Saved data entries

-- begin --

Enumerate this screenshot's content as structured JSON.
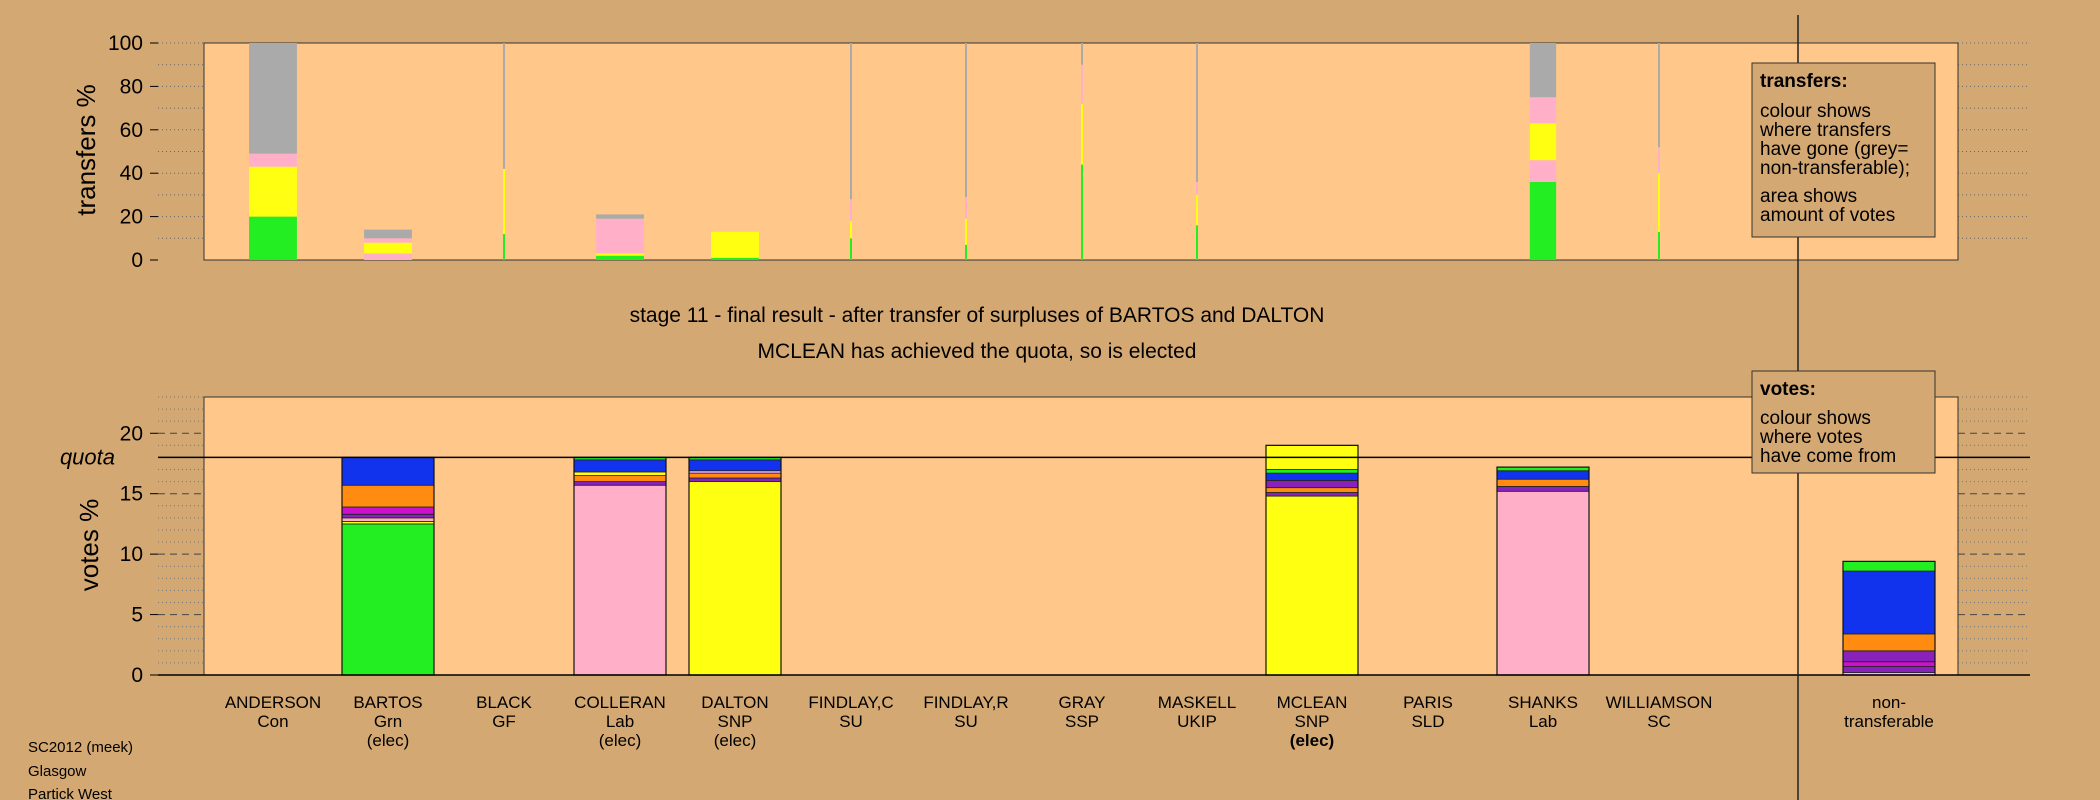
{
  "colors": {
    "background": "#d4a872",
    "plot_bg": "#ffc88a",
    "Grn": "#22ee22",
    "Lab": "#ffb0c8",
    "SNP": "#ffff11",
    "Con": "#1133ee",
    "Lib": "#ff8c11",
    "Oth1": "#8822bb",
    "Oth2": "#cc11cc",
    "Oth3": "#ffaaff",
    "nontransferable": "#aaaaaa"
  },
  "labels": {
    "transfers_axis": "transfers %",
    "votes_axis": "votes %",
    "quota": "quota",
    "stage_line1": "stage 11 - final result - after transfer of surpluses of BARTOS and DALTON",
    "stage_line2": "MCLEAN has achieved the quota, so is elected",
    "transfers_box_title": "transfers:",
    "transfers_box_line1": "colour shows",
    "transfers_box_line2": "where transfers",
    "transfers_box_line3": "have gone (grey=",
    "transfers_box_line4": "non-transferable);",
    "transfers_box_line5": "area shows",
    "transfers_box_line6": "amount of votes",
    "votes_box_title": "votes:",
    "votes_box_line1": "colour shows",
    "votes_box_line2": "where votes",
    "votes_box_line3": "have come from",
    "footer_line1": "SC2012 (meek)",
    "footer_line2": "Glasgow",
    "footer_line3": "Partick West"
  },
  "chart_data": [
    {
      "type": "bar",
      "name": "transfers",
      "ylabel": "transfers %",
      "ylim": [
        0,
        100
      ],
      "yticks": [
        0,
        20,
        40,
        60,
        80,
        100
      ],
      "bars": [
        {
          "candidate": "ANDERSON",
          "width_share": 1.0,
          "segments": [
            {
              "color": "Grn",
              "value": 20
            },
            {
              "color": "SNP",
              "value": 10
            },
            {
              "color": "SNP",
              "value": 13
            },
            {
              "color": "Lab",
              "value": 6
            },
            {
              "color": "nontransferable",
              "value": 51
            }
          ]
        },
        {
          "candidate": "BARTOS",
          "width_share": 1.0,
          "segments": [
            {
              "color": "Lab",
              "value": 3
            },
            {
              "color": "SNP",
              "value": 5
            },
            {
              "color": "Lab",
              "value": 2
            },
            {
              "color": "nontransferable",
              "value": 4
            }
          ]
        },
        {
          "candidate": "BLACK",
          "width_share": 0.02,
          "segments": [
            {
              "color": "Grn",
              "value": 12
            },
            {
              "color": "SNP",
              "value": 30
            },
            {
              "color": "nontransferable",
              "value": 58
            }
          ]
        },
        {
          "candidate": "COLLERAN",
          "width_share": 1.0,
          "segments": [
            {
              "color": "Grn",
              "value": 2
            },
            {
              "color": "SNP",
              "value": 1
            },
            {
              "color": "Lab",
              "value": 16
            },
            {
              "color": "nontransferable",
              "value": 2
            }
          ]
        },
        {
          "candidate": "DALTON",
          "width_share": 1.0,
          "segments": [
            {
              "color": "Grn",
              "value": 1
            },
            {
              "color": "SNP",
              "value": 12
            }
          ]
        },
        {
          "candidate": "FINDLAY,C",
          "width_share": 0.02,
          "segments": [
            {
              "color": "Grn",
              "value": 10
            },
            {
              "color": "SNP",
              "value": 8
            },
            {
              "color": "Lab",
              "value": 10
            },
            {
              "color": "nontransferable",
              "value": 72
            }
          ]
        },
        {
          "candidate": "FINDLAY,R",
          "width_share": 0.02,
          "segments": [
            {
              "color": "Grn",
              "value": 7
            },
            {
              "color": "SNP",
              "value": 12
            },
            {
              "color": "Lab",
              "value": 10
            },
            {
              "color": "nontransferable",
              "value": 71
            }
          ]
        },
        {
          "candidate": "GRAY",
          "width_share": 0.03,
          "segments": [
            {
              "color": "Grn",
              "value": 44
            },
            {
              "color": "SNP",
              "value": 8
            },
            {
              "color": "SNP",
              "value": 20
            },
            {
              "color": "Lab",
              "value": 18
            },
            {
              "color": "nontransferable",
              "value": 10
            }
          ]
        },
        {
          "candidate": "MASKELL",
          "width_share": 0.02,
          "segments": [
            {
              "color": "Grn",
              "value": 16
            },
            {
              "color": "SNP",
              "value": 14
            },
            {
              "color": "Lab",
              "value": 6
            },
            {
              "color": "nontransferable",
              "value": 64
            }
          ]
        },
        {
          "candidate": "MCLEAN",
          "width_share": 0,
          "segments": []
        },
        {
          "candidate": "PARIS",
          "width_share": 0,
          "segments": []
        },
        {
          "candidate": "SHANKS",
          "width_share": 0.55,
          "segments": [
            {
              "color": "Grn",
              "value": 36
            },
            {
              "color": "Lab",
              "value": 10
            },
            {
              "color": "SNP",
              "value": 17
            },
            {
              "color": "Lab",
              "value": 12
            },
            {
              "color": "nontransferable",
              "value": 25
            }
          ]
        },
        {
          "candidate": "WILLIAMSON",
          "width_share": 0.02,
          "segments": [
            {
              "color": "Grn",
              "value": 13
            },
            {
              "color": "SNP",
              "value": 27
            },
            {
              "color": "Lab",
              "value": 12
            },
            {
              "color": "nontransferable",
              "value": 48
            }
          ]
        }
      ]
    },
    {
      "type": "bar",
      "name": "votes",
      "ylabel": "votes %",
      "ylim": [
        0,
        23
      ],
      "yticks": [
        0,
        5,
        10,
        15,
        20
      ],
      "quota": 18,
      "bars": [
        {
          "candidate": "ANDERSON",
          "party": "Con",
          "status": "",
          "segments": []
        },
        {
          "candidate": "BARTOS",
          "party": "Grn",
          "status": "(elec)",
          "segments": [
            {
              "color": "Grn",
              "value": 12.5
            },
            {
              "color": "SNP",
              "value": 0.2
            },
            {
              "color": "Lab",
              "value": 0.3
            },
            {
              "color": "Oth1",
              "value": 0.3
            },
            {
              "color": "Oth2",
              "value": 0.6
            },
            {
              "color": "Lib",
              "value": 1.8
            },
            {
              "color": "Con",
              "value": 2.3
            }
          ]
        },
        {
          "candidate": "BLACK",
          "party": "GF",
          "status": "",
          "segments": []
        },
        {
          "candidate": "COLLERAN",
          "party": "Lab",
          "status": "(elec)",
          "segments": [
            {
              "color": "Lab",
              "value": 15.7
            },
            {
              "color": "Oth1",
              "value": 0.3
            },
            {
              "color": "Lib",
              "value": 0.5
            },
            {
              "color": "SNP",
              "value": 0.3
            },
            {
              "color": "Con",
              "value": 1.0
            },
            {
              "color": "Grn",
              "value": 0.2
            }
          ]
        },
        {
          "candidate": "DALTON",
          "party": "SNP",
          "status": "(elec)",
          "segments": [
            {
              "color": "SNP",
              "value": 16.0
            },
            {
              "color": "Oth1",
              "value": 0.3
            },
            {
              "color": "Lib",
              "value": 0.4
            },
            {
              "color": "Oth3",
              "value": 0.2
            },
            {
              "color": "Con",
              "value": 0.9
            },
            {
              "color": "Grn",
              "value": 0.2
            }
          ]
        },
        {
          "candidate": "FINDLAY,C",
          "party": "SU",
          "status": "",
          "segments": []
        },
        {
          "candidate": "FINDLAY,R",
          "party": "SU",
          "status": "",
          "segments": []
        },
        {
          "candidate": "GRAY",
          "party": "SSP",
          "status": "",
          "segments": []
        },
        {
          "candidate": "MASKELL",
          "party": "UKIP",
          "status": "",
          "segments": []
        },
        {
          "candidate": "MCLEAN",
          "party": "SNP",
          "status": "(elec)",
          "segments": [
            {
              "color": "SNP",
              "value": 14.8
            },
            {
              "color": "Oth1",
              "value": 0.3
            },
            {
              "color": "Lib",
              "value": 0.4
            },
            {
              "color": "Oth1",
              "value": 0.6
            },
            {
              "color": "Con",
              "value": 0.6
            },
            {
              "color": "Grn",
              "value": 0.3
            },
            {
              "color": "SNP",
              "value": 2.0
            }
          ]
        },
        {
          "candidate": "PARIS",
          "party": "SLD",
          "status": "",
          "segments": []
        },
        {
          "candidate": "SHANKS",
          "party": "Lab",
          "status": "",
          "segments": [
            {
              "color": "Lab",
              "value": 15.2
            },
            {
              "color": "Oth1",
              "value": 0.4
            },
            {
              "color": "Lib",
              "value": 0.6
            },
            {
              "color": "Con",
              "value": 0.7
            },
            {
              "color": "Grn",
              "value": 0.3
            }
          ]
        },
        {
          "candidate": "WILLIAMSON",
          "party": "SC",
          "status": "",
          "segments": []
        },
        {
          "candidate": "non-",
          "party": "transferable",
          "status": "",
          "segments": [
            {
              "color": "Oth3",
              "value": 0.2
            },
            {
              "color": "Oth1",
              "value": 0.5
            },
            {
              "color": "Oth2",
              "value": 0.4
            },
            {
              "color": "Oth1",
              "value": 0.9
            },
            {
              "color": "Lib",
              "value": 1.4
            },
            {
              "color": "Con",
              "value": 5.2
            },
            {
              "color": "Grn",
              "value": 0.8
            }
          ]
        }
      ]
    }
  ]
}
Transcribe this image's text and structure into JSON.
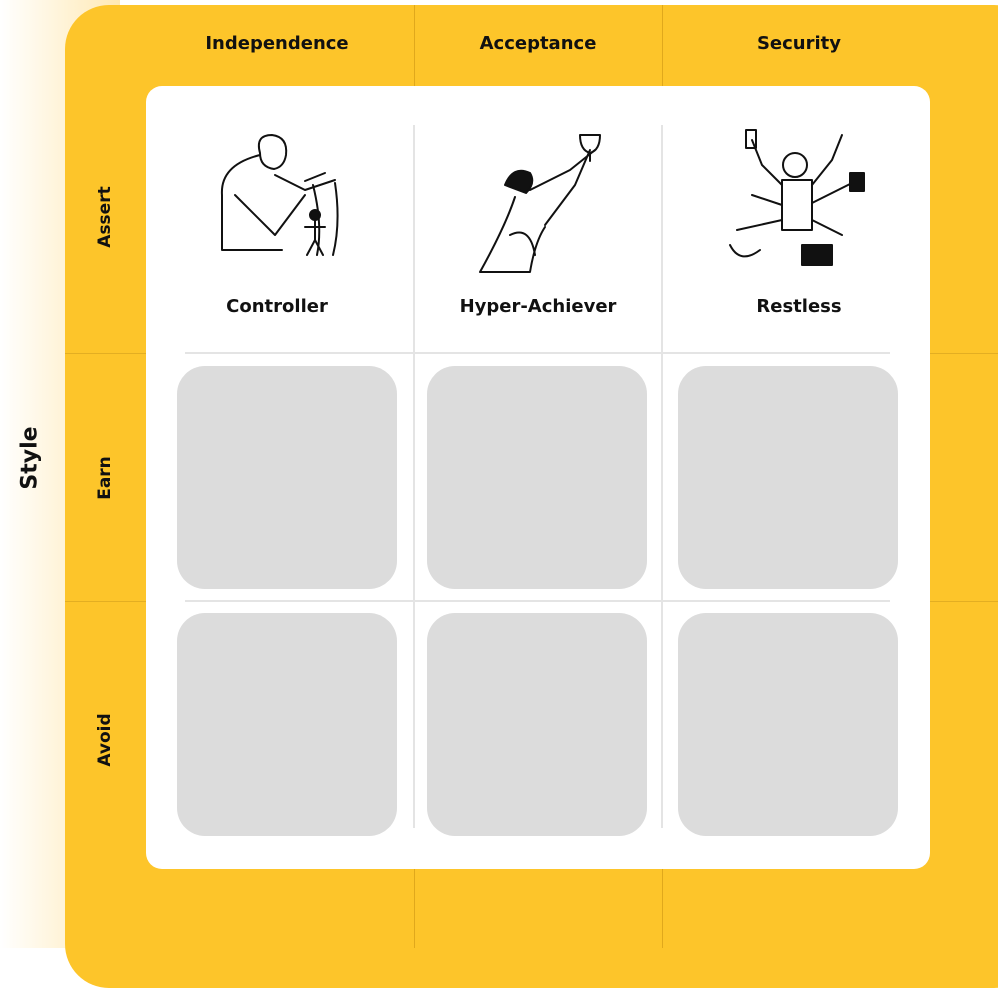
{
  "axis_label": "Style",
  "columns": [
    "Independence",
    "Acceptance",
    "Security"
  ],
  "rows": [
    "Assert",
    "Earn",
    "Avoid"
  ],
  "cards": [
    {
      "label": "Controller"
    },
    {
      "label": "Hyper-Achiever"
    },
    {
      "label": "Restless"
    }
  ]
}
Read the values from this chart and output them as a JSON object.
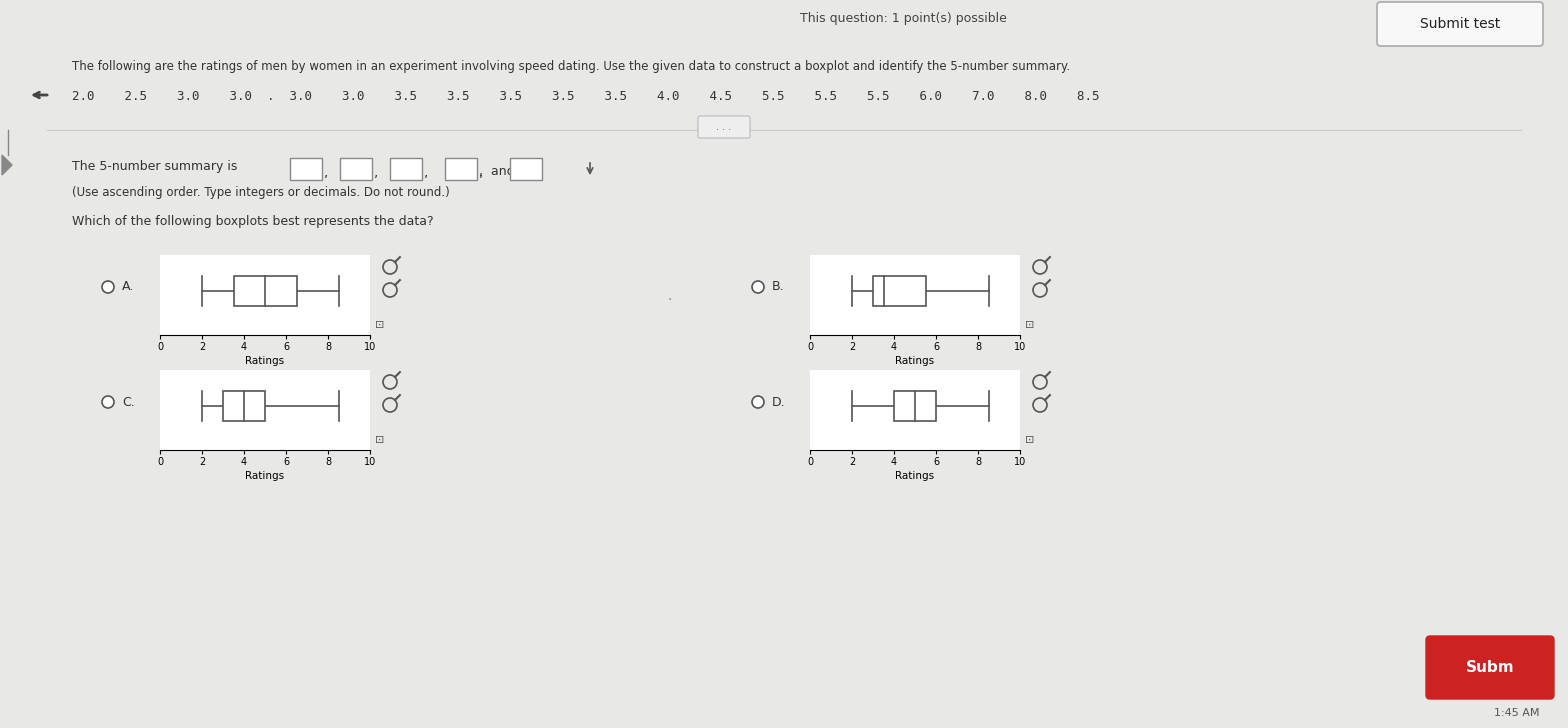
{
  "title_text": "This question: 1 point(s) possible",
  "submit_button": "Submit test",
  "main_text": "The following are the ratings of men by women in an experiment involving speed dating. Use the given data to construct a boxplot and identify the 5-number summary.",
  "data_values": "2.0    2.5    3.0    3.0  .  3.0    3.0    3.5    3.5    3.5    3.5    3.5    4.0    4.5    5.5    5.5    5.5    6.0    7.0    8.0    8.5",
  "summary_text": "The 5-number summary is",
  "summary_note": "(Use ascending order. Type integers or decimals. Do not round.)",
  "question_text": "Which of the following boxplots best represents the data?",
  "bg_color": "#e8e8e6",
  "panel_color": "#f2f2f0",
  "white_color": "#ffffff",
  "text_color": "#333333",
  "time_text": "1:45 AM",
  "options": {
    "A": {
      "min": 2.0,
      "q1": 3.5,
      "median": 5.0,
      "q3": 6.5,
      "max": 8.5
    },
    "B": {
      "min": 2.0,
      "q1": 3.0,
      "median": 3.5,
      "q3": 5.5,
      "max": 8.5
    },
    "C": {
      "min": 2.0,
      "q1": 3.0,
      "median": 4.0,
      "q3": 5.0,
      "max": 8.5
    },
    "D": {
      "min": 2.0,
      "q1": 4.0,
      "median": 5.0,
      "q3": 6.0,
      "max": 8.5
    }
  },
  "xlim": [
    0,
    10
  ],
  "xticks": [
    0,
    2,
    4,
    6,
    8,
    10
  ]
}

-- end --

=== Problem requirements ===
Identify every line above that includes the word "where", and show those lines.

=== Exercise answer ===
    "transfers_box_line2": "where transfers",
    "votes_box_line2": "where votes",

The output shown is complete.